**Work to be completed**: List each line of the data in which the string "this" appears.

Chart and figure data
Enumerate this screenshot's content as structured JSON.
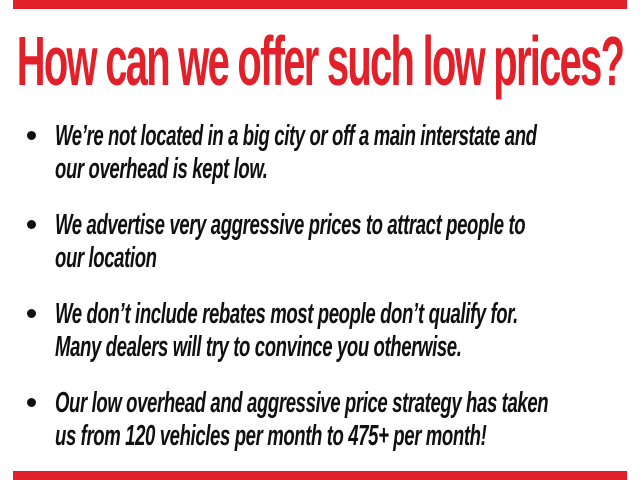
{
  "theme": {
    "accent_red": "#e2202a",
    "text_black": "#101010",
    "background": "#ffffff"
  },
  "title": {
    "text": "How can we offer such low prices?"
  },
  "bullets": [
    {
      "lines": [
        "We’re not located in a big city or off a main interstate and",
        "our overhead is kept low."
      ]
    },
    {
      "lines": [
        "We advertise very aggressive prices to attract people to",
        "our location"
      ]
    },
    {
      "lines": [
        "We don’t include rebates most people don’t qualify for.",
        "Many dealers will try to convince you otherwise."
      ]
    },
    {
      "lines": [
        "Our low overhead and aggressive price strategy has taken",
        "us from 120 vehicles per month to 475+ per month!"
      ]
    }
  ]
}
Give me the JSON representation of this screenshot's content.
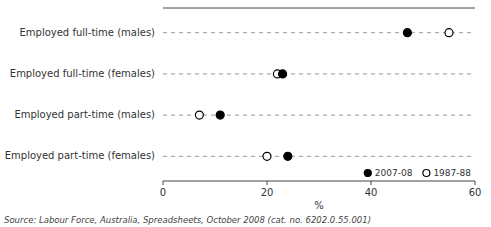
{
  "chart_data": {
    "type": "dot",
    "orientation": "horizontal",
    "categories": [
      "Employed full-time (males)",
      "Employed full-time (females)",
      "Employed part-time (males)",
      "Employed part-time (females)"
    ],
    "series": [
      {
        "name": "2007-08",
        "color": "#000000",
        "marker": "circle",
        "values": [
          47.0,
          23.0,
          11.0,
          24.0
        ]
      },
      {
        "name": "1987-88",
        "color": "#000000",
        "marker": "open-circle",
        "values": [
          55.0,
          22.0,
          7.0,
          20.0
        ]
      }
    ],
    "xlabel": "%",
    "xlim": [
      0,
      60
    ],
    "xticks": [
      0,
      20,
      40,
      60
    ],
    "legend": "lower right",
    "grid": false,
    "annotations": [
      "Source: Labour Force, Australia, Spreadsheets, October 2008 (cat. no. 6202.0.55.001)"
    ]
  }
}
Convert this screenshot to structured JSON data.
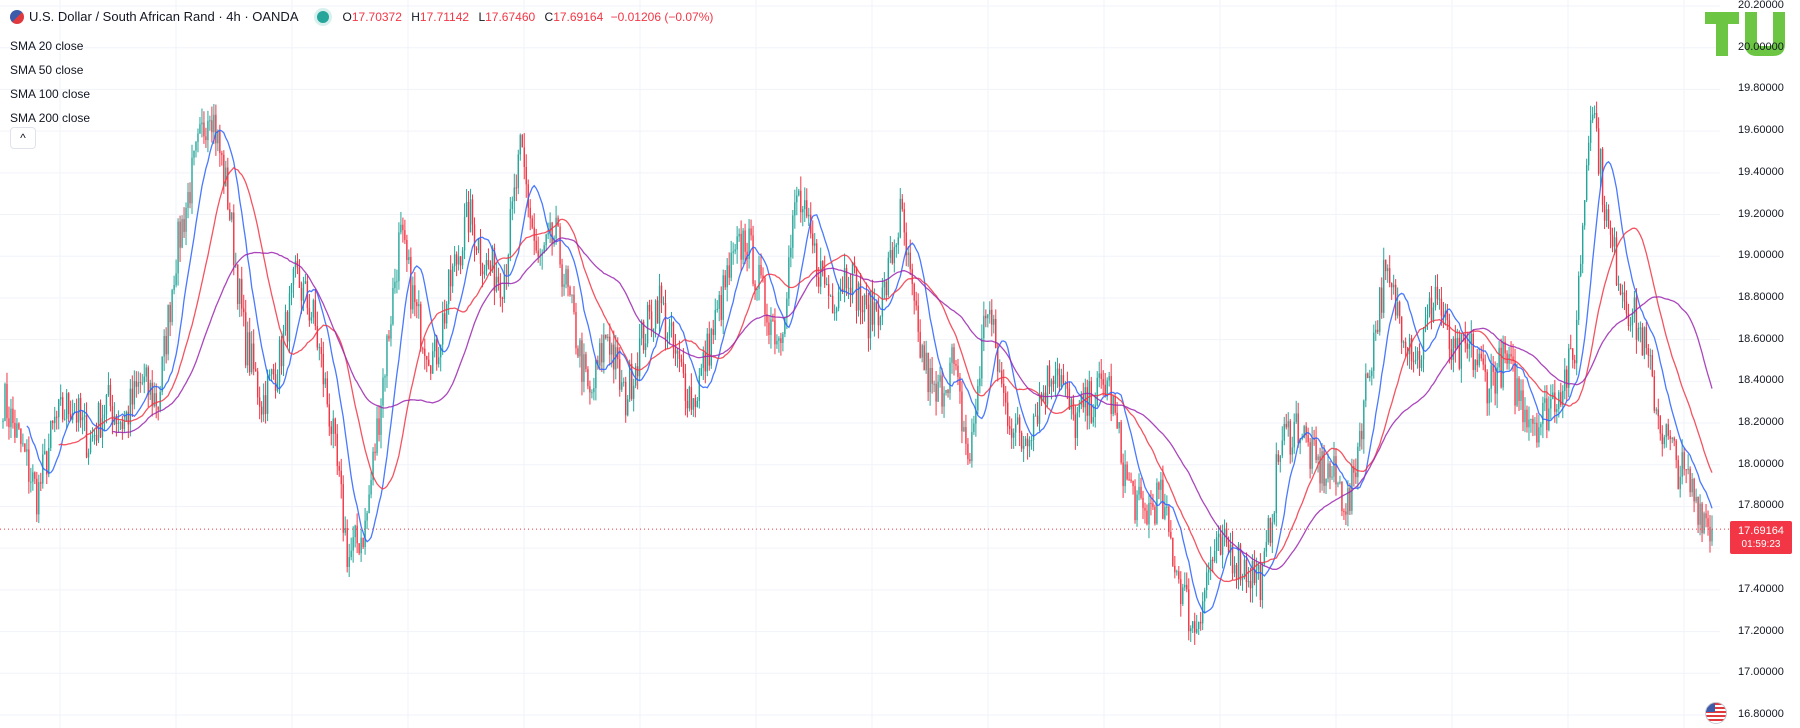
{
  "header": {
    "symbol": "U.S. Dollar / South African Rand · 4h · OANDA",
    "open_label": "O",
    "open": "17.70372",
    "high_label": "H",
    "high": "17.71142",
    "low_label": "L",
    "low": "17.67460",
    "close_label": "C",
    "close": "17.69164",
    "change": "−0.01206 (−0.07%)"
  },
  "indicators": [
    {
      "label": "SMA",
      "value": "20 close"
    },
    {
      "label": "SMA",
      "value": "50 close"
    },
    {
      "label": "SMA",
      "value": "100 close"
    },
    {
      "label": "SMA",
      "value": "200 close"
    }
  ],
  "collapse_glyph": "^",
  "price_tag": {
    "price": "17.69164",
    "countdown": "01:59:23"
  },
  "colors": {
    "up": "#26a69a",
    "down": "#f23645",
    "sma20": "#2962ff",
    "sma50": "#f23645",
    "sma100": "#9c27b0",
    "logo": "#6cc644"
  },
  "chart_data": {
    "type": "candlestick",
    "symbol": "USDZAR",
    "timeframe": "4h",
    "ylim": [
      16.8,
      20.2
    ],
    "y_ticks": [
      "20.20000",
      "20.00000",
      "19.80000",
      "19.60000",
      "19.40000",
      "19.20000",
      "19.00000",
      "18.80000",
      "18.60000",
      "18.40000",
      "18.20000",
      "18.00000",
      "17.80000",
      "17.60000",
      "17.40000",
      "17.20000",
      "17.00000",
      "16.80000"
    ],
    "last_price": 17.69164,
    "close_path": [
      18.32,
      18.1,
      17.85,
      18.2,
      18.3,
      18.1,
      18.3,
      18.2,
      18.4,
      18.3,
      19.0,
      19.4,
      19.75,
      19.3,
      18.6,
      18.3,
      18.5,
      18.9,
      18.7,
      18.2,
      17.55,
      17.7,
      18.4,
      19.1,
      18.7,
      18.5,
      18.9,
      19.2,
      18.95,
      18.9,
      19.5,
      18.95,
      19.1,
      18.7,
      18.3,
      18.65,
      18.3,
      18.6,
      18.8,
      18.5,
      18.3,
      18.6,
      18.9,
      19.1,
      18.8,
      18.6,
      19.3,
      19.0,
      18.8,
      18.95,
      18.7,
      18.8,
      19.2,
      18.6,
      18.3,
      18.5,
      18.0,
      18.8,
      18.3,
      18.1,
      18.3,
      18.5,
      18.2,
      18.3,
      18.4,
      17.95,
      17.75,
      17.85,
      17.5,
      17.2,
      17.55,
      17.6,
      17.5,
      17.45,
      18.1,
      18.2,
      18.0,
      17.95,
      17.8,
      18.4,
      18.9,
      18.7,
      18.5,
      18.85,
      18.5,
      18.55,
      18.4,
      18.5,
      18.3,
      18.2,
      18.35,
      18.5,
      19.8,
      19.1,
      18.8,
      18.6,
      18.2,
      18.0,
      17.85,
      17.69
    ],
    "series": [
      {
        "name": "SMA",
        "period": 20
      },
      {
        "name": "SMA",
        "period": 50
      },
      {
        "name": "SMA",
        "period": 100
      },
      {
        "name": "SMA",
        "period": 200
      }
    ]
  }
}
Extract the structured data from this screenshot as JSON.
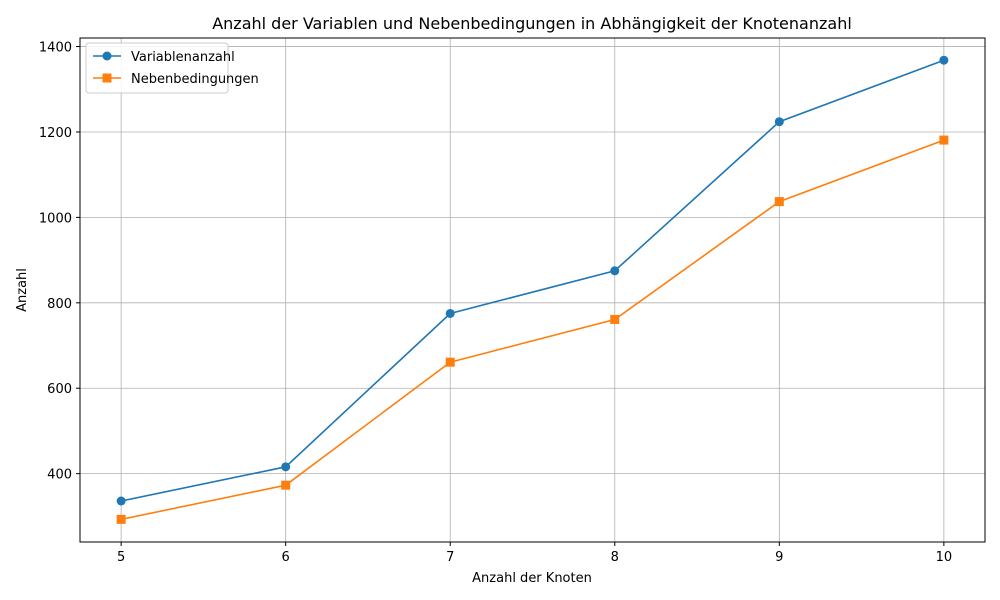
{
  "chart_data": {
    "type": "line",
    "title": "Anzahl der Variablen und Nebenbedingungen in Abhängigkeit der Knotenanzahl",
    "xlabel": "Anzahl der Knoten",
    "ylabel": "Anzahl",
    "x": [
      5,
      6,
      7,
      8,
      9,
      10
    ],
    "xlim": [
      4.75,
      10.25
    ],
    "ylim": [
      240,
      1420
    ],
    "xticks": [
      5,
      6,
      7,
      8,
      9,
      10
    ],
    "yticks": [
      400,
      600,
      800,
      1000,
      1200,
      1400
    ],
    "grid": true,
    "legend_position": "top-left",
    "series": [
      {
        "name": "Variablenanzahl",
        "values": [
          336,
          416,
          775,
          875,
          1224,
          1368
        ],
        "color": "#1f77b4",
        "marker": "circle"
      },
      {
        "name": "Nebenbedingungen",
        "values": [
          293,
          373,
          661,
          761,
          1037,
          1181
        ],
        "color": "#ff7f0e",
        "marker": "square"
      }
    ]
  }
}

**Complete response**:
Enumerate this screenshot's content as structured JSON.
Give me the JSON representation of this screenshot's content.
Convert this screenshot to structured JSON data.
Extract the structured data from this screenshot as JSON.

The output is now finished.